━━ INPUT FOR THIS TASK

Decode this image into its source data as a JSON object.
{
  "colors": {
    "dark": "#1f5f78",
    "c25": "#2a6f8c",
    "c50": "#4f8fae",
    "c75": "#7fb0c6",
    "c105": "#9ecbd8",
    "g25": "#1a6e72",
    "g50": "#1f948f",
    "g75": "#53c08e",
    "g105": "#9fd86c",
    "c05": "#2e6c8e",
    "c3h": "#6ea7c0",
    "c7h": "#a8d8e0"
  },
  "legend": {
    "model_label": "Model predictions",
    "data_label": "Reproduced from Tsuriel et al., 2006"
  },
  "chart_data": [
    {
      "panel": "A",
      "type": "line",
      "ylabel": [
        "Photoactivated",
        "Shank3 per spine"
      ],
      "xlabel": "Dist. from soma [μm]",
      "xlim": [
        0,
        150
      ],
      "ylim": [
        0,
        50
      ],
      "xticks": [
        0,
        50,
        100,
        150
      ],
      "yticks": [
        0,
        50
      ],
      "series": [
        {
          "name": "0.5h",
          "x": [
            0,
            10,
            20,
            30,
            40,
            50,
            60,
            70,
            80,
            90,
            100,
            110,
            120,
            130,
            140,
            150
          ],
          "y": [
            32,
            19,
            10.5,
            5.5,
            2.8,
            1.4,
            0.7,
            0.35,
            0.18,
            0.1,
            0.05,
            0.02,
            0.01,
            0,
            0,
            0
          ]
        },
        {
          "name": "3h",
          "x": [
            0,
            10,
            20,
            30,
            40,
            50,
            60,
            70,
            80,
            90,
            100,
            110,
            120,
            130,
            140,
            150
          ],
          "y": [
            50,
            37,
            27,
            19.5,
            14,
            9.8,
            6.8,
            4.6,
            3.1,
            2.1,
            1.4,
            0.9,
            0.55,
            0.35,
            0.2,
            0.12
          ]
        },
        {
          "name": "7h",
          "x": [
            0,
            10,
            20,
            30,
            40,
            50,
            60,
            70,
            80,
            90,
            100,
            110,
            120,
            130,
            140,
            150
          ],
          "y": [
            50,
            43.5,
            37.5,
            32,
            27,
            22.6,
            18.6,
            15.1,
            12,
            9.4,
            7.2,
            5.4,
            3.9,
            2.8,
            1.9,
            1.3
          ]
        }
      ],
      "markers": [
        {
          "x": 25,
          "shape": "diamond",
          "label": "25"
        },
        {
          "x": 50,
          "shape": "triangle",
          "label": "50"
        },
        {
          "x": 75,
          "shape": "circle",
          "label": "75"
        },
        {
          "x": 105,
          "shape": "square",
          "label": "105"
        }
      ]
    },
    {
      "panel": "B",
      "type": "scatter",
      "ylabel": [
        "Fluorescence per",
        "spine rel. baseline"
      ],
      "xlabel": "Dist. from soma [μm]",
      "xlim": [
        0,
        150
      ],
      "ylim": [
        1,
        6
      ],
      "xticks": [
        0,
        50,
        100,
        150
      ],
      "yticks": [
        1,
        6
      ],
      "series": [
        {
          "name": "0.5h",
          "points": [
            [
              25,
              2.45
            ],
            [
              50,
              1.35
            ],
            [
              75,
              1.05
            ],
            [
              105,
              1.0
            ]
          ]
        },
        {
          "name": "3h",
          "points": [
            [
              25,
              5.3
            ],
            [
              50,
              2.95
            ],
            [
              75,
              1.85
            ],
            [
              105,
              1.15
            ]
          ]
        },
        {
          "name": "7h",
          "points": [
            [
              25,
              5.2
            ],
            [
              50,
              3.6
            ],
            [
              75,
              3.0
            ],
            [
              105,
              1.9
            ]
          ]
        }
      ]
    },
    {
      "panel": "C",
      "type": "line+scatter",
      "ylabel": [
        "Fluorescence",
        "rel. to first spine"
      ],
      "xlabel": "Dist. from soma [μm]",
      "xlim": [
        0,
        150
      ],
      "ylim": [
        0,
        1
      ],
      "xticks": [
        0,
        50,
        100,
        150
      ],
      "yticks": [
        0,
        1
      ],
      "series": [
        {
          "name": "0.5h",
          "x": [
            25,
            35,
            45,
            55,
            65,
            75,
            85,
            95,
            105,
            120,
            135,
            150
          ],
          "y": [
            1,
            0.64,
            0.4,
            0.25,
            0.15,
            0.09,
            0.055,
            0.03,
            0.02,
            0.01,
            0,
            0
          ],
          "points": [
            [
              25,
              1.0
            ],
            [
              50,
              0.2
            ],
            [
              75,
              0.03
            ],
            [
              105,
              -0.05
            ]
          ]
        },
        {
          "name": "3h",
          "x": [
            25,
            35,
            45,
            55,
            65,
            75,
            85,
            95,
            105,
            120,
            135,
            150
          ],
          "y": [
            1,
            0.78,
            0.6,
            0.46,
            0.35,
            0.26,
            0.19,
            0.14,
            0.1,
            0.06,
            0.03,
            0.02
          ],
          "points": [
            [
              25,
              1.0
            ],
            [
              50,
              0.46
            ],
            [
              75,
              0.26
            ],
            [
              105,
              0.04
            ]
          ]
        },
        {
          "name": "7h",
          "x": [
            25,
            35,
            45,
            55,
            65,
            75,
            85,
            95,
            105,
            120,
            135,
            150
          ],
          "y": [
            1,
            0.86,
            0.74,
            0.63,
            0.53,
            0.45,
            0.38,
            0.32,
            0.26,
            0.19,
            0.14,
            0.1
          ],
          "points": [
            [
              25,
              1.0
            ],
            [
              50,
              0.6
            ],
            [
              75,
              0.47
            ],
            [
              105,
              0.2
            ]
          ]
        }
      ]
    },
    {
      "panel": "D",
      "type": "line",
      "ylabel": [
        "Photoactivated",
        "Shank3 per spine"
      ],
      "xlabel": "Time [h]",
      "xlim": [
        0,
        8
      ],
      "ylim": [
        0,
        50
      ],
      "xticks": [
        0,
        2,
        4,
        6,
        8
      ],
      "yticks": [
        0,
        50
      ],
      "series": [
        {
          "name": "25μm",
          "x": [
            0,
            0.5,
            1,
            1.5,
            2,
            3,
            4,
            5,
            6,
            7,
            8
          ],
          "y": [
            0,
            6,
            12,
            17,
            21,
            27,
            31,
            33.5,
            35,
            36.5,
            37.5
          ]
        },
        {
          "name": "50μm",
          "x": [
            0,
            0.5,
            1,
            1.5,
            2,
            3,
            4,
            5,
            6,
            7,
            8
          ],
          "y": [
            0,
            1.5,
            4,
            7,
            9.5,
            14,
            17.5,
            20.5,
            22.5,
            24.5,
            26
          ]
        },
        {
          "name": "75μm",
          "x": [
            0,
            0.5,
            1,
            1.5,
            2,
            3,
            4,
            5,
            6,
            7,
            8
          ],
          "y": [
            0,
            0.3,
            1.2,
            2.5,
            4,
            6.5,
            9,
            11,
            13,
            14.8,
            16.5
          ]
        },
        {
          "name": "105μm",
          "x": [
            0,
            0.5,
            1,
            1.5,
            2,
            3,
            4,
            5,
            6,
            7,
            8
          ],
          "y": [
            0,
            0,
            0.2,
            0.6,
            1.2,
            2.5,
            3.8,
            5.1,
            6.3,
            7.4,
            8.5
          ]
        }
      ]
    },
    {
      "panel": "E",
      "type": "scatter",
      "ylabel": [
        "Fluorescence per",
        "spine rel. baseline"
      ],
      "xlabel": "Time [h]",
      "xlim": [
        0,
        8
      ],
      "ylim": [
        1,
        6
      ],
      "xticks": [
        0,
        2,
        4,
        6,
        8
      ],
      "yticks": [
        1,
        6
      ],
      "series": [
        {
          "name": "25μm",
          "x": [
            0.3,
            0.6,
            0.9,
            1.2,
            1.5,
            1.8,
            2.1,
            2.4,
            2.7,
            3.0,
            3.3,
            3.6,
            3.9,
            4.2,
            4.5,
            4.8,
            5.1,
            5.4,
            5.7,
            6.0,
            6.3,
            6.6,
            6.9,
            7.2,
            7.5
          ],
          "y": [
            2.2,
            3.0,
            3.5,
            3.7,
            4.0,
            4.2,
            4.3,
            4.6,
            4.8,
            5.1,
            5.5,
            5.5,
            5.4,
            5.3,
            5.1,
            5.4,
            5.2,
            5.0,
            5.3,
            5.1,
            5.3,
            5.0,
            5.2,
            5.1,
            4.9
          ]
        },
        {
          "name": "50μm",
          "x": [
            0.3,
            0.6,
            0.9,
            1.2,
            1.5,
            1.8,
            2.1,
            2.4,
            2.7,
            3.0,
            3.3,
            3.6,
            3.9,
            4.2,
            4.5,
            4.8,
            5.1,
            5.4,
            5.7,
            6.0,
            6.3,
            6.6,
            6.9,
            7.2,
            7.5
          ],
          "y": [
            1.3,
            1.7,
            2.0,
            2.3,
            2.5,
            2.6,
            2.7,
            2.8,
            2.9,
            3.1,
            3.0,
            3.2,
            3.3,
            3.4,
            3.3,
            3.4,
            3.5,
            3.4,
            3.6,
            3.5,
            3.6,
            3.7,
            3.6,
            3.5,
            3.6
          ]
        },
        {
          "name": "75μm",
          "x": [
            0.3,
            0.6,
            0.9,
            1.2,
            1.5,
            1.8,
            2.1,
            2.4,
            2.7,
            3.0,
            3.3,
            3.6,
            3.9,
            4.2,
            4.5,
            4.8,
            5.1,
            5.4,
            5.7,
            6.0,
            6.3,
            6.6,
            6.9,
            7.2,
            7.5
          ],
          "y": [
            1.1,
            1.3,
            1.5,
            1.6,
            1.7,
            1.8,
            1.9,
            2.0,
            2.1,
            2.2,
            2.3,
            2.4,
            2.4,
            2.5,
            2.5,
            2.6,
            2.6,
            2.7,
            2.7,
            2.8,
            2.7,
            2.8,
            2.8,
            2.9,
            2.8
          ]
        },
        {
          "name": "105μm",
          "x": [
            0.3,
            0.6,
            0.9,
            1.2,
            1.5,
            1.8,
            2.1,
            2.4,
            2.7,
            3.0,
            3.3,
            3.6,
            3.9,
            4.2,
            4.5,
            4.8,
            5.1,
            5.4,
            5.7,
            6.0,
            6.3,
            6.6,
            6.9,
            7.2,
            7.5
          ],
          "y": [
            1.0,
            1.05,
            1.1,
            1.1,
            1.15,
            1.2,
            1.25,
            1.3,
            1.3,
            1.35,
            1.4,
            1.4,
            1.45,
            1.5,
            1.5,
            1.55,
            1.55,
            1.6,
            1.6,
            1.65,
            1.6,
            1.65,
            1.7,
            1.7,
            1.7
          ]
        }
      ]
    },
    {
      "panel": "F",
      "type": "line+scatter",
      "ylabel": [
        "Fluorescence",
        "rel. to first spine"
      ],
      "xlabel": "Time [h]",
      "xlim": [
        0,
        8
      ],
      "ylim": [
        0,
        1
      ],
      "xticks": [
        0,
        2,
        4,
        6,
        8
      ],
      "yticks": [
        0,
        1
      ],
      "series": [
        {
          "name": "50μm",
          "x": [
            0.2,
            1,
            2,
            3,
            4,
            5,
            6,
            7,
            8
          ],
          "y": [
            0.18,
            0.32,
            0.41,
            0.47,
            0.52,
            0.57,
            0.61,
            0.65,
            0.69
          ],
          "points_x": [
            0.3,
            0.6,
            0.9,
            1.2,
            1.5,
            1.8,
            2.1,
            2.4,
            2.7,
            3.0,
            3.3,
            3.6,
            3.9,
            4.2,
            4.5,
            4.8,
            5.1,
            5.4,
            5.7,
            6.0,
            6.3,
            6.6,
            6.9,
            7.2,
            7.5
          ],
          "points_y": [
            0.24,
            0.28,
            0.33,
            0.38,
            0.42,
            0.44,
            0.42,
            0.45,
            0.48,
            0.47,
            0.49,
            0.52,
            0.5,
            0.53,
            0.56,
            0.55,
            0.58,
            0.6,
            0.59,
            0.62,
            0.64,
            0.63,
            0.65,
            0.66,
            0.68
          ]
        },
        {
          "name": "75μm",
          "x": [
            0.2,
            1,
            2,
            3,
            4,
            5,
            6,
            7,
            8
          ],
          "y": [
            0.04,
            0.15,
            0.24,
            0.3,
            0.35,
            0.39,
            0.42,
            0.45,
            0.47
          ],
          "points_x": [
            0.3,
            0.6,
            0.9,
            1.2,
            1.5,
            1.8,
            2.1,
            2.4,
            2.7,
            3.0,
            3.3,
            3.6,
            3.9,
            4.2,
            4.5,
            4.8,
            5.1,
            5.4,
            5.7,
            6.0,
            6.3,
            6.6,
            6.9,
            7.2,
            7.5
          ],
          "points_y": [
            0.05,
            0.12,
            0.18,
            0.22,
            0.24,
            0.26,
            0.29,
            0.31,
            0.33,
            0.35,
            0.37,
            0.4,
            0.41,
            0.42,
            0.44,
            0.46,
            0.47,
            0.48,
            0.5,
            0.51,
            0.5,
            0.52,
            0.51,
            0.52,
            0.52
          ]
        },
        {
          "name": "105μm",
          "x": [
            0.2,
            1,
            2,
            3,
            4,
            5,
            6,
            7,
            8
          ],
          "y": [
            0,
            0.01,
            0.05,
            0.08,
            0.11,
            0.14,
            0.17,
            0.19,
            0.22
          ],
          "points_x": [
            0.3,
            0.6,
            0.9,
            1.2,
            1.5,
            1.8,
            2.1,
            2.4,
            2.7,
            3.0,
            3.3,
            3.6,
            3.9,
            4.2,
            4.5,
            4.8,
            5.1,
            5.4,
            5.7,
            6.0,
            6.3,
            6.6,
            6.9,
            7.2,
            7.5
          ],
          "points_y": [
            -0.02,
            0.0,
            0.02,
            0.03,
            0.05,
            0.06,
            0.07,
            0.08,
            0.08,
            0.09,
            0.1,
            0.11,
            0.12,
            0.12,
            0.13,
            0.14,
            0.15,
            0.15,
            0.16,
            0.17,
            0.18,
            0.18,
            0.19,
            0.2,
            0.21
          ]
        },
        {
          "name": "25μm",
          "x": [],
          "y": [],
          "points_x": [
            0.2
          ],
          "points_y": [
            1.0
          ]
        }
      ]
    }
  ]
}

━━━━

Count the lines in the records above that contain the word "shape", and give only that number.

• _FINAL RESULT_
4